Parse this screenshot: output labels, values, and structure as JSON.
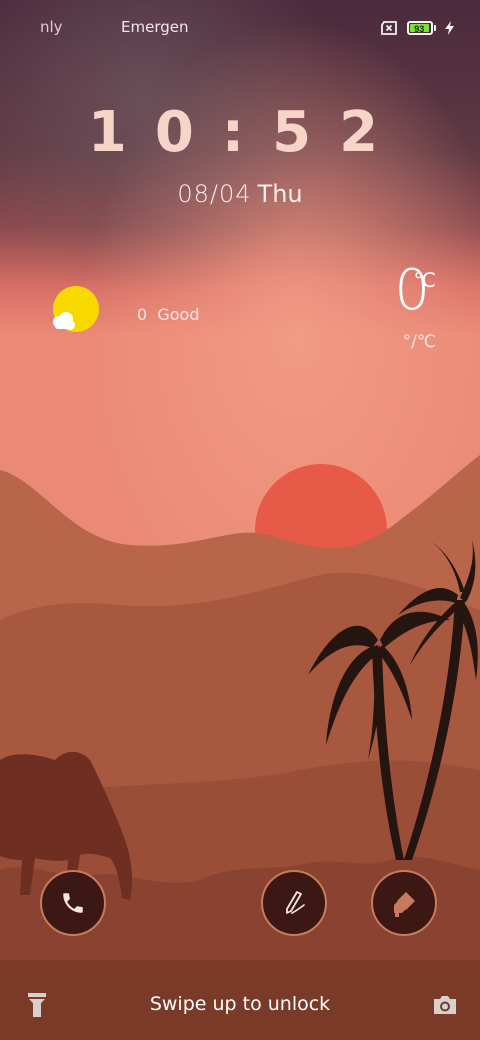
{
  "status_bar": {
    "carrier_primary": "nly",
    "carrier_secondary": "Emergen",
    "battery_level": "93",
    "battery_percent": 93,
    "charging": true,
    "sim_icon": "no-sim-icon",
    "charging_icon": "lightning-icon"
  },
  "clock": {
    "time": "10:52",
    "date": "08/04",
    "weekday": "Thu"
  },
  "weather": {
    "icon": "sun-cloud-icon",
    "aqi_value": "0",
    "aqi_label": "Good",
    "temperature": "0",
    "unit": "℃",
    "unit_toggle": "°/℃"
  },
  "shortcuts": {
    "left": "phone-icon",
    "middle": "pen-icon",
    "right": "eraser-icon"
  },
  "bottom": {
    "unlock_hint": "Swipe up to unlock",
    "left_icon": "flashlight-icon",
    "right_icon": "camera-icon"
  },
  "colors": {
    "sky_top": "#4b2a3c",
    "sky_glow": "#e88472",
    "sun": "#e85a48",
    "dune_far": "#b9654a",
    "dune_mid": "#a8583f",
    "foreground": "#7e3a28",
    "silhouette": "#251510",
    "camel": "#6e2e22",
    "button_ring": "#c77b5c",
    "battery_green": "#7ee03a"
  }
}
──────────
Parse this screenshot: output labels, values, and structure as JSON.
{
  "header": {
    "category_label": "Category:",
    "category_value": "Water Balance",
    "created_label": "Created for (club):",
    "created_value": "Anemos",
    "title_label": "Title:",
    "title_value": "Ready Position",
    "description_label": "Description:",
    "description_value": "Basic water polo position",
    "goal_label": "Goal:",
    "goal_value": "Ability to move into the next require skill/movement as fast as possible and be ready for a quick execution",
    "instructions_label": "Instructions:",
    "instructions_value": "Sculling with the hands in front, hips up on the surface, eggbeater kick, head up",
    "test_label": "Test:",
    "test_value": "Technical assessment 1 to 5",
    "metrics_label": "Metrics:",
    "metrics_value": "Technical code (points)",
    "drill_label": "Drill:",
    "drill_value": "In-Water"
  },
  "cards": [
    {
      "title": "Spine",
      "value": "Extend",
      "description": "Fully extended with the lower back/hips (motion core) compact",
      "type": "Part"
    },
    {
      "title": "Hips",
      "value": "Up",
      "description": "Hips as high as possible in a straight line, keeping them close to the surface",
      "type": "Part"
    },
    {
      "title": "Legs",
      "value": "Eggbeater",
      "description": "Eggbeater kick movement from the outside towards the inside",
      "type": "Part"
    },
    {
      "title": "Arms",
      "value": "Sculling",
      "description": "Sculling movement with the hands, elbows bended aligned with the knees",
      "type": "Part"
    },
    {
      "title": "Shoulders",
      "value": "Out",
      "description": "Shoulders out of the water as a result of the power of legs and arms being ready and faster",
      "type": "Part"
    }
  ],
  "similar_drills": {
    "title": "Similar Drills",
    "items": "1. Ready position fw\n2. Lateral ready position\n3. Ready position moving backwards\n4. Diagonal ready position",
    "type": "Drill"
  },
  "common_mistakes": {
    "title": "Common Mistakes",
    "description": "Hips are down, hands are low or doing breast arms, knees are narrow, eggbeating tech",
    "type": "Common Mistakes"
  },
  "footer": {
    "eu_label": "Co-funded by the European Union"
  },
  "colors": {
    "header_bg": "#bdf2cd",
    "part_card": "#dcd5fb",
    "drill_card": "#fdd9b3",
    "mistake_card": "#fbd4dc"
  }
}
──────────
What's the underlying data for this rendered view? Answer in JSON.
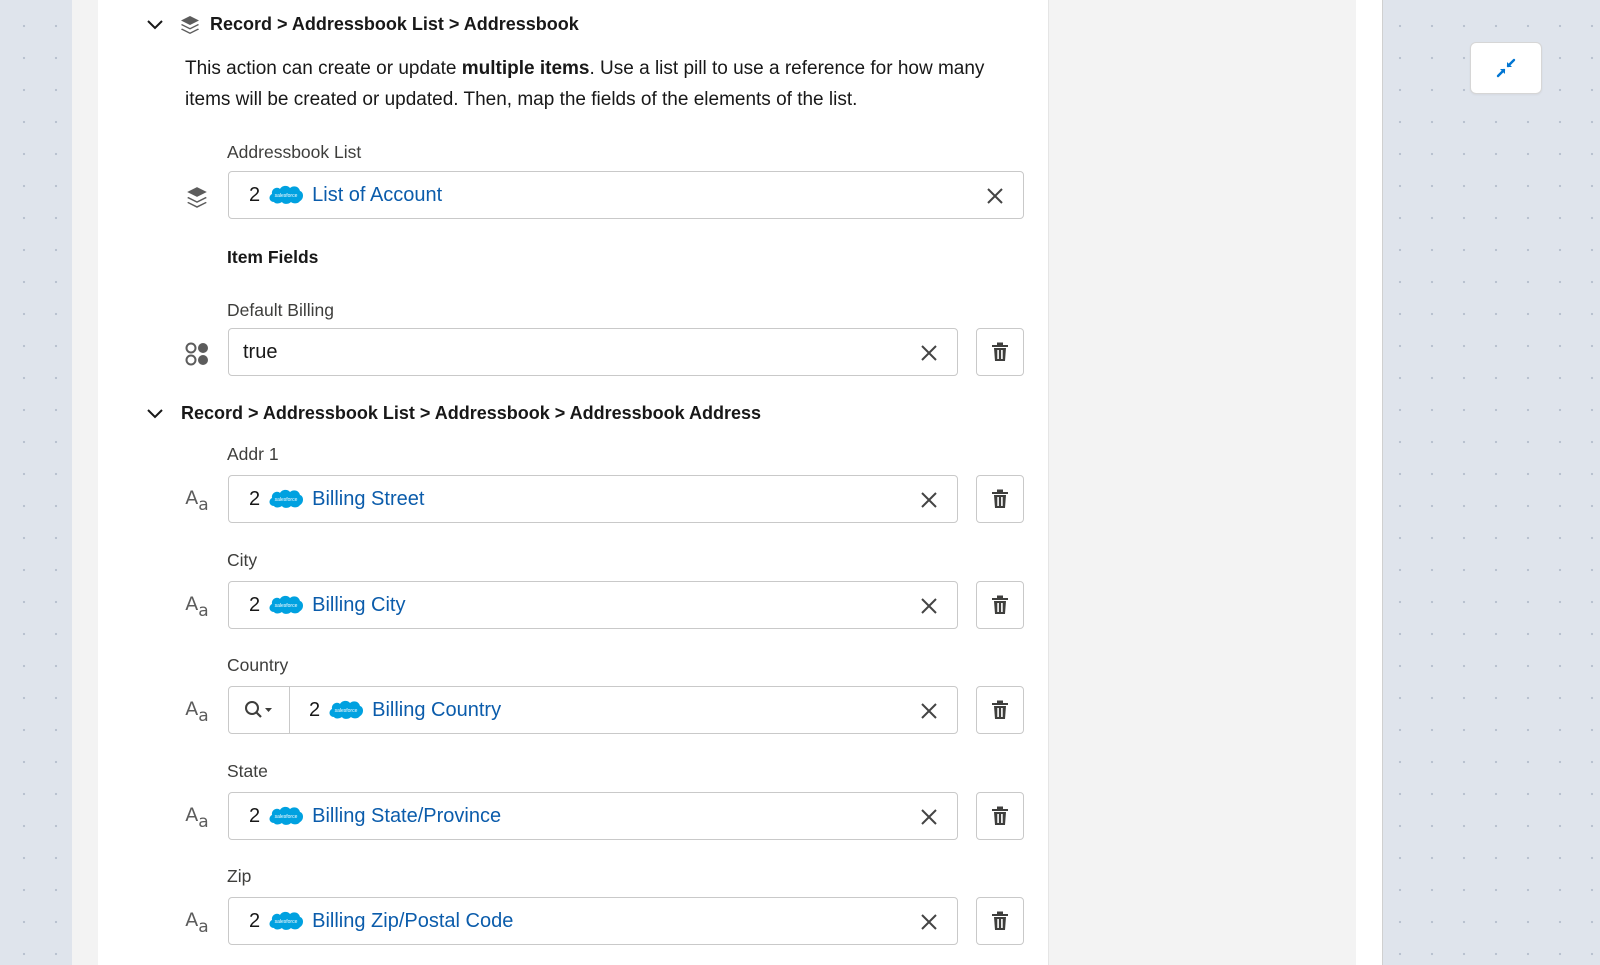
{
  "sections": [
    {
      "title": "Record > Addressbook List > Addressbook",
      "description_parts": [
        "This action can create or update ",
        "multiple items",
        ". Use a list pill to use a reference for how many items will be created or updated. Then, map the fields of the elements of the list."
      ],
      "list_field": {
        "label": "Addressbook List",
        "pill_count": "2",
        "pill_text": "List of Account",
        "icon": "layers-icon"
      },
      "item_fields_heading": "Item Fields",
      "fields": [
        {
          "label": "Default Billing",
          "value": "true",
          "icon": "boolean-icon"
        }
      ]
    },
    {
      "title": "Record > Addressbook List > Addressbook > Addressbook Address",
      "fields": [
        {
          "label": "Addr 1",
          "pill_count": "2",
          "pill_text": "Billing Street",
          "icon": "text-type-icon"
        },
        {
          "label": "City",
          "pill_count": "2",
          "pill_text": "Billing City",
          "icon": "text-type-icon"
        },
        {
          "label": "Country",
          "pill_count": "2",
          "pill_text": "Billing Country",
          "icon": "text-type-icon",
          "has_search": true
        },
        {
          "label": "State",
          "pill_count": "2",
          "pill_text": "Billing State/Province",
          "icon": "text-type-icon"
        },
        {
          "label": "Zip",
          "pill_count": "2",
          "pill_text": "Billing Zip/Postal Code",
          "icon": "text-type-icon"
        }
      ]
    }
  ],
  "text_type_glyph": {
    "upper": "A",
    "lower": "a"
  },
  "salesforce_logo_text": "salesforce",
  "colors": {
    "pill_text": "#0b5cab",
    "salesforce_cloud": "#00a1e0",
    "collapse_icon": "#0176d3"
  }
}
──────────
◆ Stated problem: Identify all lines where the word "surface" shows up. Copy them.

◆ Exercise solution:
    "instructions_value": "Sculling with the hands in front, hips up on the surface, eggbeater kick, head up",
      "description": "Hips as high as possible in a straight line, keeping them close to the surface",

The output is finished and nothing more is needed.